__AIM__:
Write out, precisely and in full, each line of the material.

--------------------

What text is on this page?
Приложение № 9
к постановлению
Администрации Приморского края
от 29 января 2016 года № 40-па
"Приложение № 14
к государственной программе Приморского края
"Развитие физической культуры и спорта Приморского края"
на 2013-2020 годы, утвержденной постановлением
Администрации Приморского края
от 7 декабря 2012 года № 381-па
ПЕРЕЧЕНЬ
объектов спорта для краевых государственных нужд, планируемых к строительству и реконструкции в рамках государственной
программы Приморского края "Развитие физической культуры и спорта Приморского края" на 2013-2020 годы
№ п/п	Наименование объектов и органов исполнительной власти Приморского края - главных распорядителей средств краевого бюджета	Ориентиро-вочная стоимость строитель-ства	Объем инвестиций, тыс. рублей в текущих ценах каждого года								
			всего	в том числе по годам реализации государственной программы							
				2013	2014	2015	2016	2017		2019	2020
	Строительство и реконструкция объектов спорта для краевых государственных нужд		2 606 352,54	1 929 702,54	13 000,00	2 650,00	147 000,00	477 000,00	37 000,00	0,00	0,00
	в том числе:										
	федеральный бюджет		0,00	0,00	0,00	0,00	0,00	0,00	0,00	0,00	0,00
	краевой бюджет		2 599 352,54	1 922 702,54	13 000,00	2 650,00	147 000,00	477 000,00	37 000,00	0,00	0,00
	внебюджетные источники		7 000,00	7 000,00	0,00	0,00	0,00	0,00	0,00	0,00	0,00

--------------------

__RESULT__:
What text is on this page?
Приложение № 9
к постановлению
Администрации Приморского края
от 29 января 2016 года № 40-па
"Приложение № 14
к государственной программе Приморского края
"Развитие физической культуры и спорта Приморского края"
на 2013-2020 годы, утвержденной постановлением
Администрации Приморского края
от 7 декабря 2012 года № 381-па
ПЕРЕЧЕНЬ
объектов спорта для краевых государственных нужд, планируемых к строительству и реконструкции в рамках государственной
программы Приморского края "Развитие физической культуры и спорта Приморского края" на 2013-2020 годы
№ п/п	Наименование объектов и органов исполнительной власти Приморского края - главных распорядителей средств краевого бюджета	Ориентиро-вочная стоимость строитель-ства	Объем инвестиций, тыс. рублей в текущих ценах каждого года								
			всего	в том числе по годам реализации государственной программы							
				2013	2014	2015	2016	2017		2019	2020
	Строительство и реконструкция объектов спорта для краевых государственных нужд		2 606 352,54	1 929 702,54	13 000,00	2 650,00	147 000,00	477 000,00	37 000,00	0,00	0,00
	в том числе:										
	федеральный бюджет		0,00	0,00	0,00	0,00	0,00	0,00	0,00	0,00	0,00
	краевой бюджет		2 599 352,54	1 922 702,54	13 000,00	2 650,00	147 000,00	477 000,00	37 000,00	0,00	0,00
	внебюджетные источники		7 000,00	7 000,00	0,00	0,00	0,00	0,00	0,00	0,00	0,00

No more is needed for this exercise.